PROBLEM TO WORK ON: Below are the records. Gather each line that holds "Stoelting".

━━━━━━━━━━━━━━━━━━━━━━━━━━━━━━

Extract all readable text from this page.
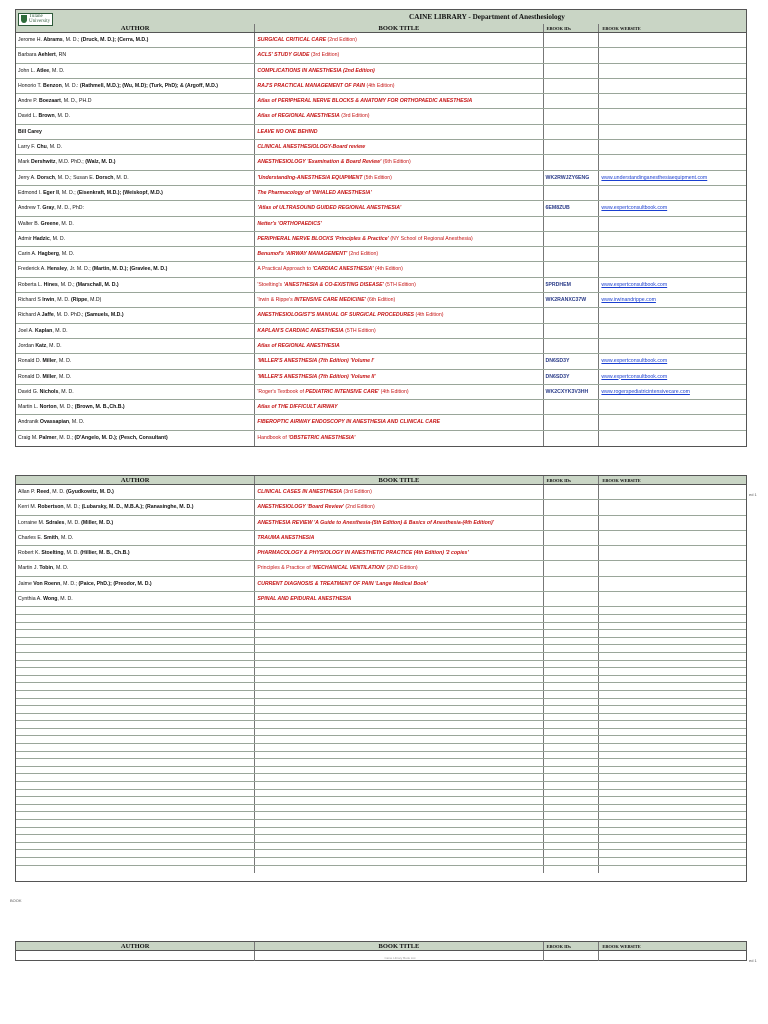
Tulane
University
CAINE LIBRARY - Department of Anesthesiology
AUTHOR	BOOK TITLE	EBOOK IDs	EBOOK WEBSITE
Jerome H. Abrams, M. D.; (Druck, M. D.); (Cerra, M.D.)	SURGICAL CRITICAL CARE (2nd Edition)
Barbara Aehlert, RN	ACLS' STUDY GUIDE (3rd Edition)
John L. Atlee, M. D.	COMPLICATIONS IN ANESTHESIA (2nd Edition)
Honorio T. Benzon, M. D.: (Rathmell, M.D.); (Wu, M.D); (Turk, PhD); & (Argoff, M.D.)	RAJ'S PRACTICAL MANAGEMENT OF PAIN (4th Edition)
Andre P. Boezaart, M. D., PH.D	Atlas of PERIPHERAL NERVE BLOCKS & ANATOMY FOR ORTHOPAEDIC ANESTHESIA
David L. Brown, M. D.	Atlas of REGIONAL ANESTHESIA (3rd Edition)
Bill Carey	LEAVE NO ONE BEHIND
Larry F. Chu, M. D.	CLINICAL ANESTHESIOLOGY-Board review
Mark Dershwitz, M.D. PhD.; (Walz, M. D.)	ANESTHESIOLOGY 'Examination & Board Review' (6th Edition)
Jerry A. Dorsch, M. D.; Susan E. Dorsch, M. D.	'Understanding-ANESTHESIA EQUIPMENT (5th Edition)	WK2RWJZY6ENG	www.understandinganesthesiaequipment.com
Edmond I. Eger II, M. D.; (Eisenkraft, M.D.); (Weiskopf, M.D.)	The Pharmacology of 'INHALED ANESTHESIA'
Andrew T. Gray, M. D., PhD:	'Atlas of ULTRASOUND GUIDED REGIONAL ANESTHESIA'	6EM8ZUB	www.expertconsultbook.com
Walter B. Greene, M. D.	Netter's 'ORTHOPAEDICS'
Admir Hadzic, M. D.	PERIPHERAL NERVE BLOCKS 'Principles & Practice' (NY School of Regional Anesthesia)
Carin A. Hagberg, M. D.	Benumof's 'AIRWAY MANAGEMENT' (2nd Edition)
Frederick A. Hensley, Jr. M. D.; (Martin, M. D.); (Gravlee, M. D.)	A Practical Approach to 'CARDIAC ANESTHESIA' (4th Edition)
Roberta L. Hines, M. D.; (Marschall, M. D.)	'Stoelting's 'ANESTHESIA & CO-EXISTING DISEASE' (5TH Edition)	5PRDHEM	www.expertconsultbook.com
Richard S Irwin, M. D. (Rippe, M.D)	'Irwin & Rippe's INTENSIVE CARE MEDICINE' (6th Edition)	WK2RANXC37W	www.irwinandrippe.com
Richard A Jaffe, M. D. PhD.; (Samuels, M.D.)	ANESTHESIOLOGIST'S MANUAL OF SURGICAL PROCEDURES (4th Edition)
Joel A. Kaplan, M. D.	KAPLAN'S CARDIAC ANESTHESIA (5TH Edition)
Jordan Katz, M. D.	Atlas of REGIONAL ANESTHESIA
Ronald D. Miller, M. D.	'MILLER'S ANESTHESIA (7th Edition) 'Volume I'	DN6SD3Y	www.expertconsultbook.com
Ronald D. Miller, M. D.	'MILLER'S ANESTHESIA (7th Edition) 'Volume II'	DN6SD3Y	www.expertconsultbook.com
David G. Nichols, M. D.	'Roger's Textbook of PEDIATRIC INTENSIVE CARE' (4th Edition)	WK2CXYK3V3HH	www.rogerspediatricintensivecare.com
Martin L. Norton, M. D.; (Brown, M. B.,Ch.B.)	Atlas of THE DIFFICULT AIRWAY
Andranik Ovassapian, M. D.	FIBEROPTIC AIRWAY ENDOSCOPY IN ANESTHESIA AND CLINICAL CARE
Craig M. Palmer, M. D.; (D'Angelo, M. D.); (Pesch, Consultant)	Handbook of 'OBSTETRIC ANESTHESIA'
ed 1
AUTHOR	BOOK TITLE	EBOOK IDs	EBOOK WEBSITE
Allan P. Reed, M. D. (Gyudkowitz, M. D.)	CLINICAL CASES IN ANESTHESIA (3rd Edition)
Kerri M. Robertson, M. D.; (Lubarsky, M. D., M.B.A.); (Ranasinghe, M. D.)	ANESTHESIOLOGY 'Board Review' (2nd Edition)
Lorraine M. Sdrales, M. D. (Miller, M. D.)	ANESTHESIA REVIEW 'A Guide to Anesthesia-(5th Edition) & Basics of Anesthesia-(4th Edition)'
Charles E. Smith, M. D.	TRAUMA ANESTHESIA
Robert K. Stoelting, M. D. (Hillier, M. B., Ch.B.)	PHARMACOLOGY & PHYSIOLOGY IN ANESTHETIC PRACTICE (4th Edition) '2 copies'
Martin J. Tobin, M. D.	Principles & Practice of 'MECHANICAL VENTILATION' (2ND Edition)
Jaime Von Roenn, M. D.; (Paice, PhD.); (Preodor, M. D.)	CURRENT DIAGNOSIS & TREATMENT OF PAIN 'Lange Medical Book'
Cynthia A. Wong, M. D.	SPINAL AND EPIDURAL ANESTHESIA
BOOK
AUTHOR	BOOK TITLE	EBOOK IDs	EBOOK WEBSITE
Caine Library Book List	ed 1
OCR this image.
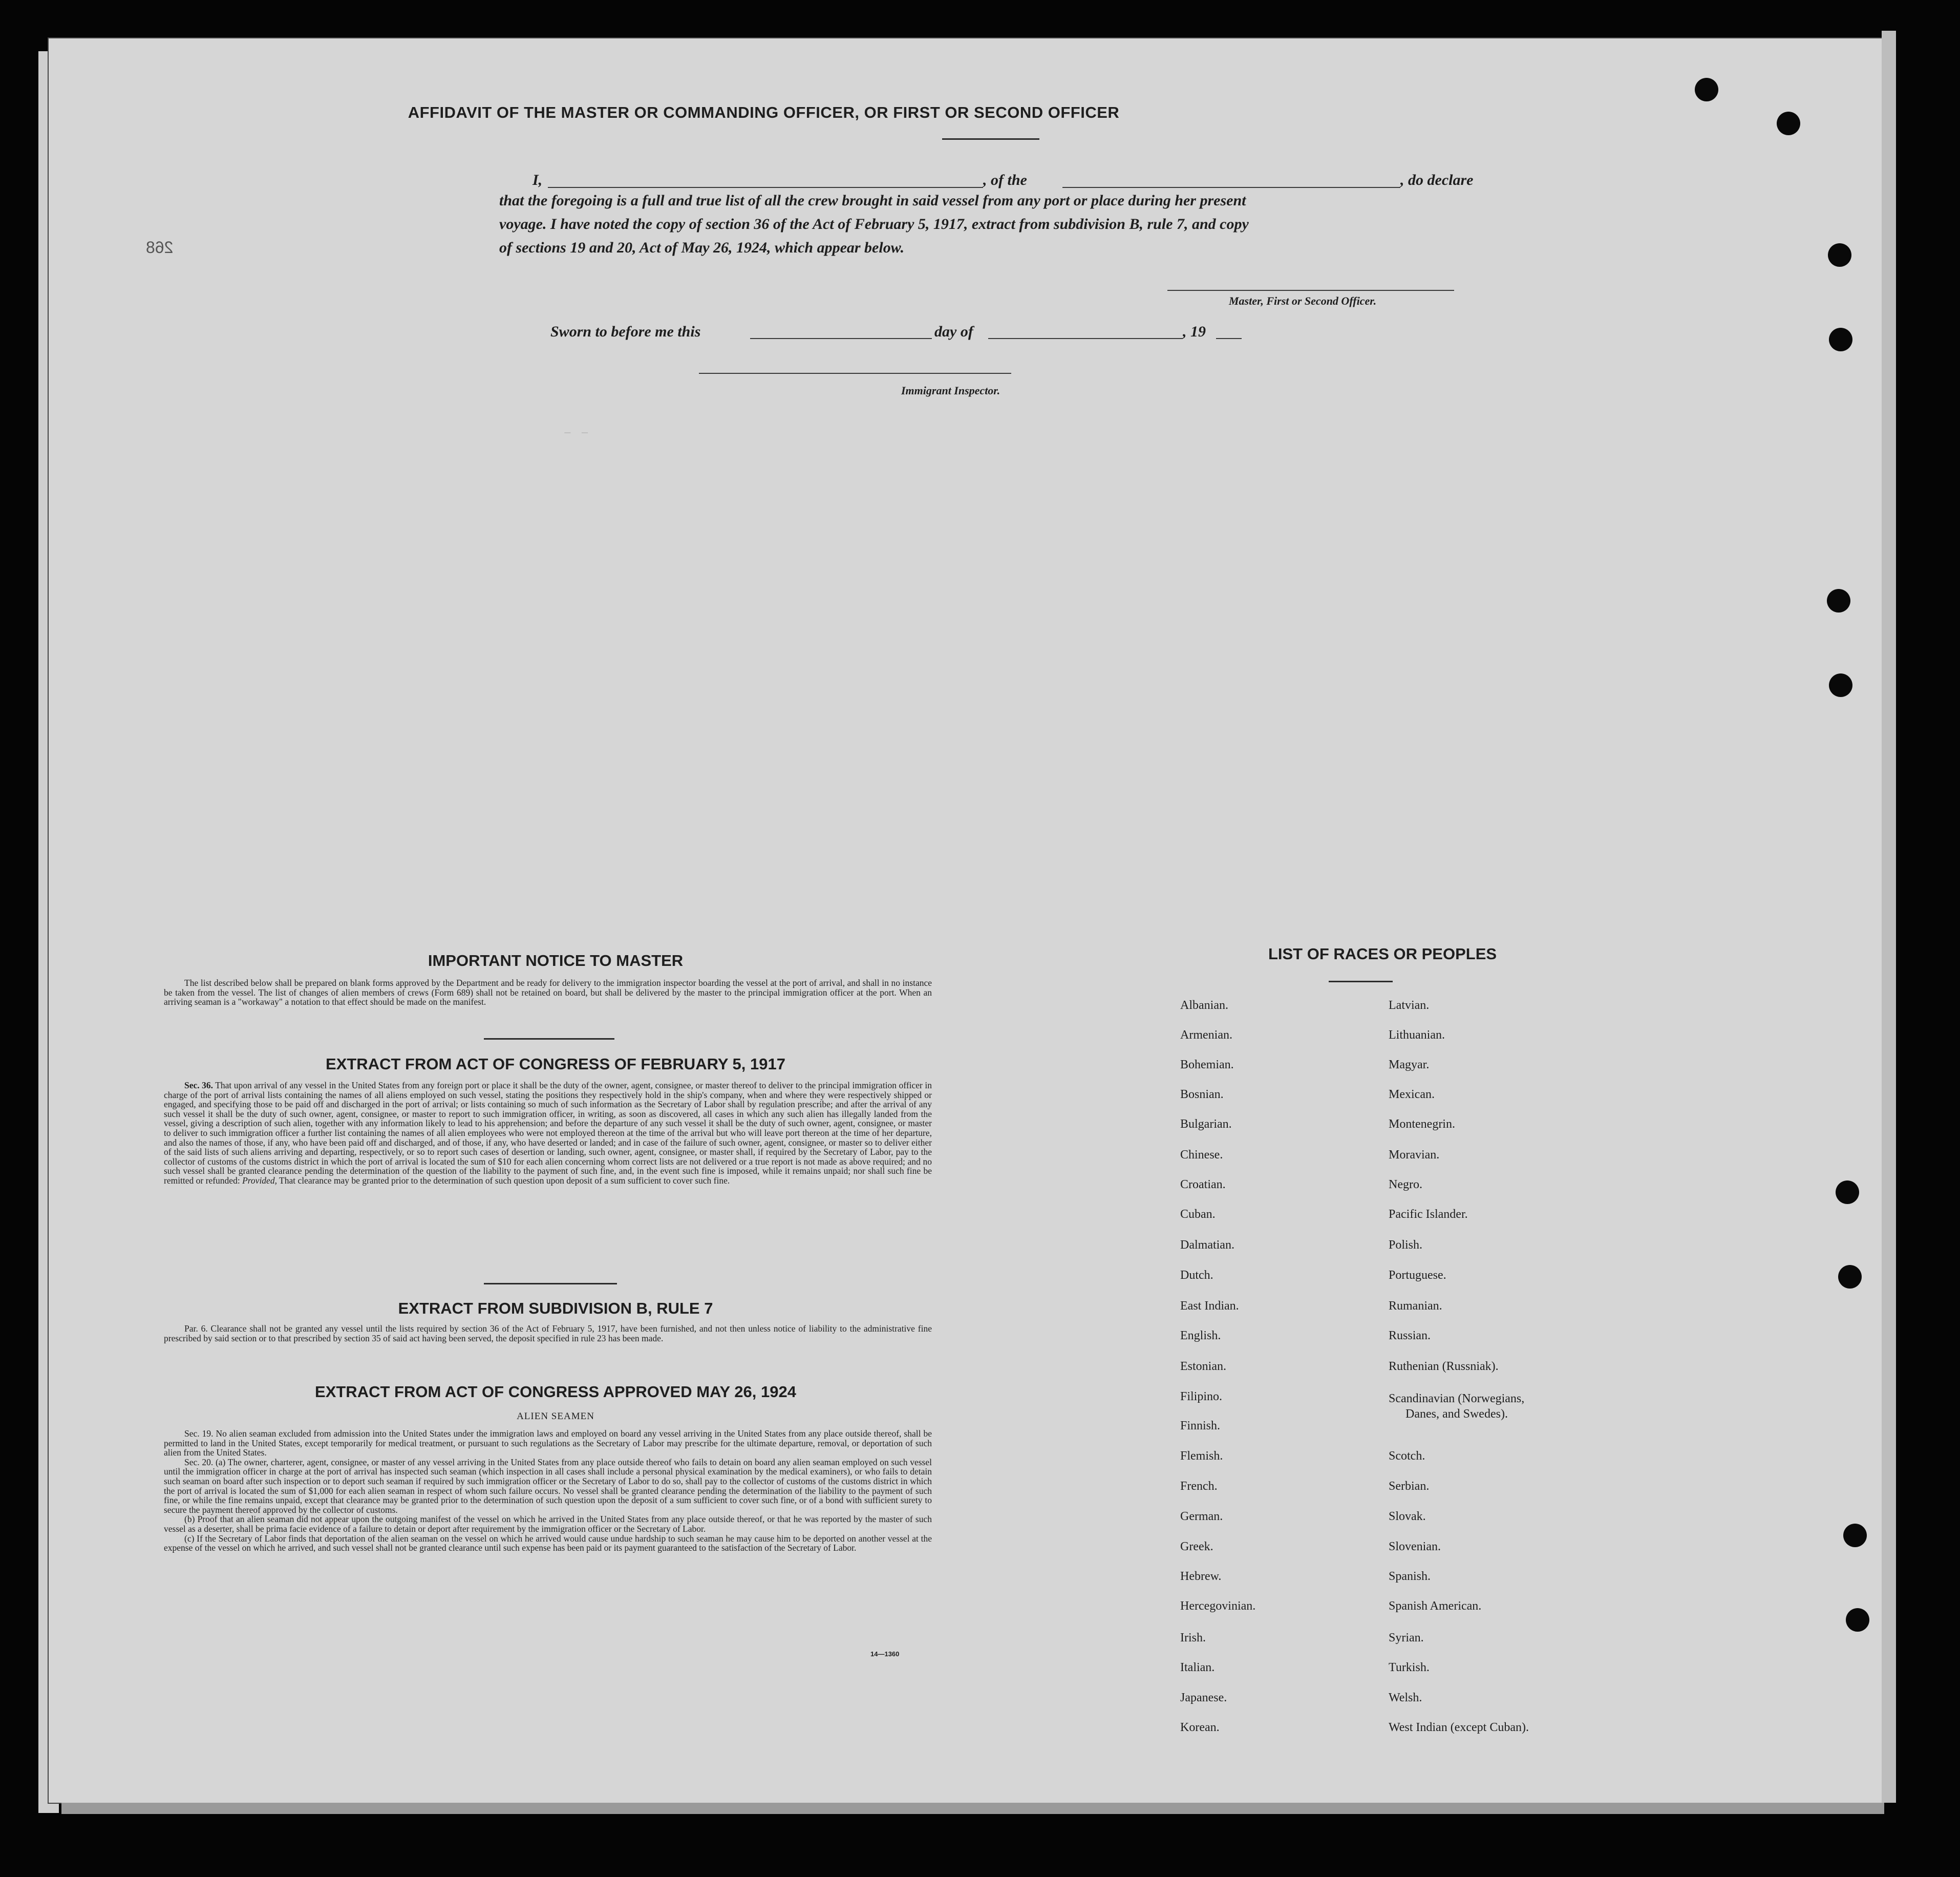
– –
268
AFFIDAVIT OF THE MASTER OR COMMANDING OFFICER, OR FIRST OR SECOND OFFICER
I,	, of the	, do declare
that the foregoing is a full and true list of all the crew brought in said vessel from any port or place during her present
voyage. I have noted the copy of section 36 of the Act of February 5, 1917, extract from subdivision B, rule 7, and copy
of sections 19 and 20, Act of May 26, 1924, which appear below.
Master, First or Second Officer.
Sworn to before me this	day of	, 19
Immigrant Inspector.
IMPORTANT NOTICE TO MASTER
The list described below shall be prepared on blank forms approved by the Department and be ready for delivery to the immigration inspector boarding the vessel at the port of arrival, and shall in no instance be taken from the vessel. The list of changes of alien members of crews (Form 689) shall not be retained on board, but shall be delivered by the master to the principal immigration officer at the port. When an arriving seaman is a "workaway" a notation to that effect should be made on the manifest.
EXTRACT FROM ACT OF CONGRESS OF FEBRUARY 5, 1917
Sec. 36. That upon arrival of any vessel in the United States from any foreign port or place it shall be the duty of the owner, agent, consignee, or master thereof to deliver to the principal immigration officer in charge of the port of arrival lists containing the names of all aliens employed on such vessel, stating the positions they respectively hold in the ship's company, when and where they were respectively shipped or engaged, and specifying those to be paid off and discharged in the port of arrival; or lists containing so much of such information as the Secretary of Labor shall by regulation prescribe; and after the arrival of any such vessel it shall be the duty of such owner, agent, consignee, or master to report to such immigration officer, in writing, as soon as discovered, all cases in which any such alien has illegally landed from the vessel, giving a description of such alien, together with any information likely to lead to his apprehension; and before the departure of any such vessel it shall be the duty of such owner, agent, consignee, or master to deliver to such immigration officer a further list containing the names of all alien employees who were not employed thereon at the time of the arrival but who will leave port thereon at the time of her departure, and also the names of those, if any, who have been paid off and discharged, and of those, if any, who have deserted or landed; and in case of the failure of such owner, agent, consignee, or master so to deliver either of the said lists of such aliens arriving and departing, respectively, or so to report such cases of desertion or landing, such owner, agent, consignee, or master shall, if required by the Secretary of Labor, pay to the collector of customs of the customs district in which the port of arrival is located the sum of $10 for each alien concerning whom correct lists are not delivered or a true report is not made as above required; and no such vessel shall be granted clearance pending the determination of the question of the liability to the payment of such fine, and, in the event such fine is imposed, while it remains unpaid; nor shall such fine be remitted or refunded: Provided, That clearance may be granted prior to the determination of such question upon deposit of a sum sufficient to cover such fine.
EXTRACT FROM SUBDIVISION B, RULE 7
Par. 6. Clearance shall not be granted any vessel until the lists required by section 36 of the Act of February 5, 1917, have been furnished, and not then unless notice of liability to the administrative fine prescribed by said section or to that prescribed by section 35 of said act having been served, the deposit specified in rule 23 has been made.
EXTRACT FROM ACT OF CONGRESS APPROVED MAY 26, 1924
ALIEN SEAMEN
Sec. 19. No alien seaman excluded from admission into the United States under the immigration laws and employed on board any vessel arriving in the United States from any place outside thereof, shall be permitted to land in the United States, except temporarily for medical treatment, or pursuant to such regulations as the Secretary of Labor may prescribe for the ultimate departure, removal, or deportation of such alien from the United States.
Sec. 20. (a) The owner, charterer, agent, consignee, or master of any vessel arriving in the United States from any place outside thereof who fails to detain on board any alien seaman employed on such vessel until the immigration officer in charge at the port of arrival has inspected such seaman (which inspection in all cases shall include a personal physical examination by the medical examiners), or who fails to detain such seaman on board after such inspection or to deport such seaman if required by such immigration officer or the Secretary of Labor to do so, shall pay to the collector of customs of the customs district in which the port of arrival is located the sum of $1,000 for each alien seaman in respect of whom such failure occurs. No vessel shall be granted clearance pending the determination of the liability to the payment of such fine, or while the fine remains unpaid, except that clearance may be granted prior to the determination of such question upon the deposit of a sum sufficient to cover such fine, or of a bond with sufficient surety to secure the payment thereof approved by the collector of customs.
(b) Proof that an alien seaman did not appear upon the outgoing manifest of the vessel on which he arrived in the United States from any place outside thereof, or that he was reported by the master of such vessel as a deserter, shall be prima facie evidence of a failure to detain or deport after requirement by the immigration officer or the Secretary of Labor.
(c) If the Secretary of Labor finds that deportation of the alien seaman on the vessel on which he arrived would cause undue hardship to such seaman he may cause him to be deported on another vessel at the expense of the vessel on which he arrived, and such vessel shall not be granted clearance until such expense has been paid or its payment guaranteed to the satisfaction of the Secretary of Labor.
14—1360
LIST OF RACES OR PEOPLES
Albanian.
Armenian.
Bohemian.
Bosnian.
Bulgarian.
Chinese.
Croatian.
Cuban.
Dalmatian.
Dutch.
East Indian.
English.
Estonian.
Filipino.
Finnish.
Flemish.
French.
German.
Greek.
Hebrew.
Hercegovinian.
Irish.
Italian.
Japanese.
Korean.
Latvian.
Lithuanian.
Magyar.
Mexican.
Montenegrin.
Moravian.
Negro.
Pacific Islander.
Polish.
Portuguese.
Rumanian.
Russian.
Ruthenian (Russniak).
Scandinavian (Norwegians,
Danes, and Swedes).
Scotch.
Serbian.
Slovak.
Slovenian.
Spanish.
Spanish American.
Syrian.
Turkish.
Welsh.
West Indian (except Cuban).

━━━━━━━━━━━━━━━━━━━━━━━━━━━━━━

SOLUTION FOR THIS TASK:
Roberta L. Hines, M. D.; (Marschall, M. D.)	'Stoelting's 'ANESTHESIA & CO-EXISTING DISEASE' (5TH Edition)	5PRDHEM	www.expertconsultbook.com
Robert K. Stoelting, M. D. (Hillier, M. B., Ch.B.)	PHARMACOLOGY & PHYSIOLOGY IN ANESTHETIC PRACTICE (4th Edition) '2 copies'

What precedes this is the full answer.